Provide the data again in its entirety, exactly as given.

== Stored records

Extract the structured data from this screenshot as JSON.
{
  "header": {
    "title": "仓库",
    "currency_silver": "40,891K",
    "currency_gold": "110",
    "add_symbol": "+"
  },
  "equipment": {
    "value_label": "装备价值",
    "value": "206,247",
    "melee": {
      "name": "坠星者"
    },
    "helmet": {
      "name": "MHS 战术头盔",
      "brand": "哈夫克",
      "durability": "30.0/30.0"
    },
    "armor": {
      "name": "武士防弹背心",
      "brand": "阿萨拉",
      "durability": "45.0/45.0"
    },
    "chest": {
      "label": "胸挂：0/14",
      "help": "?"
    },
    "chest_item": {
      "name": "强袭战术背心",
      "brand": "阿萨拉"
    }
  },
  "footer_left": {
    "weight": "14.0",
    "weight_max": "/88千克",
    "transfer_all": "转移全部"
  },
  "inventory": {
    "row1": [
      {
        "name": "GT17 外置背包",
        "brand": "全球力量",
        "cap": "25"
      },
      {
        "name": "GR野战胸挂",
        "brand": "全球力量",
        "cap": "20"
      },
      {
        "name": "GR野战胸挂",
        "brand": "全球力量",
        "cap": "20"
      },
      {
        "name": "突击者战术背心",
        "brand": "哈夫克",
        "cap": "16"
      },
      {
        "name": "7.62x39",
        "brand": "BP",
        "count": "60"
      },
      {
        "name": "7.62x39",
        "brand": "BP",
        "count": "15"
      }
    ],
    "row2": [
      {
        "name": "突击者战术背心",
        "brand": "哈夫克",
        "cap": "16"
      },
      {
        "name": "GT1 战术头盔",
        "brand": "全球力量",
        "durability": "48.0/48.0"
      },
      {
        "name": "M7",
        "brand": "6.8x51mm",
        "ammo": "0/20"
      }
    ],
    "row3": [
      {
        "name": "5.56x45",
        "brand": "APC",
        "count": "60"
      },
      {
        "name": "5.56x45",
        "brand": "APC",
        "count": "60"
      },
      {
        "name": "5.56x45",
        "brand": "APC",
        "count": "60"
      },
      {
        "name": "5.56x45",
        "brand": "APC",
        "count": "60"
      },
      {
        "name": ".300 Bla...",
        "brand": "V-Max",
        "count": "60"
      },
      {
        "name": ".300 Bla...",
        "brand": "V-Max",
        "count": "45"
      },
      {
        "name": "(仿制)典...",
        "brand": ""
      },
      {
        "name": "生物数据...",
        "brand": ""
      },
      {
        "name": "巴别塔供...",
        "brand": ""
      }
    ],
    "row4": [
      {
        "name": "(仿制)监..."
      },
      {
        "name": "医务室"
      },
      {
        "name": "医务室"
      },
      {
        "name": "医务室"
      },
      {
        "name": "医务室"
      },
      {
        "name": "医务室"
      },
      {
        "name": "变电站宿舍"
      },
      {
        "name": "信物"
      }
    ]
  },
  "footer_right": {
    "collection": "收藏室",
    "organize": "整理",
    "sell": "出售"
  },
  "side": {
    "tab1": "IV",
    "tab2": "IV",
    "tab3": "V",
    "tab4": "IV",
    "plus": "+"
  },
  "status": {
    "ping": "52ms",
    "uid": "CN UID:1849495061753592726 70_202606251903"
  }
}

====

Exercise solution —
Extract the structured data from this screenshot as JSON.
{
  "header": {
    "title": "仓库",
    "currency_silver": "40,891K",
    "currency_gold": "110",
    "add_symbol": "+"
  },
  "equipment": {
    "value_label": "装备价值",
    "value": "206,247",
    "melee": {
      "name": "坠星者"
    },
    "helmet": {
      "name": "MHS 战术头盔",
      "brand": "哈夫克",
      "durability": "30.0/30.0"
    },
    "armor": {
      "name": "武士防弹背心",
      "brand": "阿萨拉",
      "durability": "45.0/45.0"
    },
    "chest": {
      "label": "胸挂：0/14",
      "help": "?"
    },
    "chest_item": {
      "name": "强袭战术背心",
      "brand": "阿萨拉"
    }
  },
  "footer_left": {
    "weight": "14.0",
    "weight_max": "/88千克",
    "transfer_all": "转移全部"
  },
  "inventory": {
    "row1": [
      {
        "name": "GT17 外置背包",
        "brand": "全球力量",
        "cap": "25"
      },
      {
        "name": "GR野战胸挂",
        "brand": "全球力量",
        "cap": "20"
      },
      {
        "name": "GR野战胸挂",
        "brand": "全球力量",
        "cap": "20"
      },
      {
        "name": "突击者战术背心",
        "brand": "哈夫克",
        "cap": "16"
      },
      {
        "name": "7.62x39",
        "brand": "BP",
        "count": "60"
      },
      {
        "name": "7.62x39",
        "brand": "BP",
        "count": "15"
      }
    ],
    "row2": [
      {
        "name": "突击者战术背心",
        "brand": "哈夫克",
        "cap": "16"
      },
      {
        "name": "GT1 战术头盔",
        "brand": "全球力量",
        "durability": "48.0/48.0"
      },
      {
        "name": "M7",
        "brand": "6.8x51mm",
        "ammo": "0/20"
      }
    ],
    "row3": [
      {
        "name": "5.56x45",
        "brand": "APC",
        "count": "60"
      },
      {
        "name": "5.56x45",
        "brand": "APC",
        "count": "60"
      },
      {
        "name": "5.56x45",
        "brand": "APC",
        "count": "60"
      },
      {
        "name": "5.56x45",
        "brand": "APC",
        "count": "60"
      },
      {
        "name": ".300 Bla...",
        "brand": "V-Max",
        "count": "60"
      },
      {
        "name": ".300 Bla...",
        "brand": "V-Max",
        "count": "45"
      },
      {
        "name": "(仿制)典...",
        "brand": ""
      },
      {
        "name": "生物数据...",
        "brand": ""
      },
      {
        "name": "巴别塔供...",
        "brand": ""
      }
    ],
    "row4": [
      {
        "name": "(仿制)监..."
      },
      {
        "name": "医务室"
      },
      {
        "name": "医务室"
      },
      {
        "name": "医务室"
      },
      {
        "name": "医务室"
      },
      {
        "name": "医务室"
      },
      {
        "name": "变电站宿舍"
      },
      {
        "name": "信物"
      }
    ]
  },
  "footer_right": {
    "collection": "收藏室",
    "organize": "整理",
    "sell": "出售"
  },
  "side": {
    "tab1": "IV",
    "tab2": "IV",
    "tab3": "V",
    "tab4": "IV",
    "plus": "+"
  },
  "status": {
    "ping": "52ms",
    "uid": "CN UID:1849495061753592726 70_202606251903"
  }
}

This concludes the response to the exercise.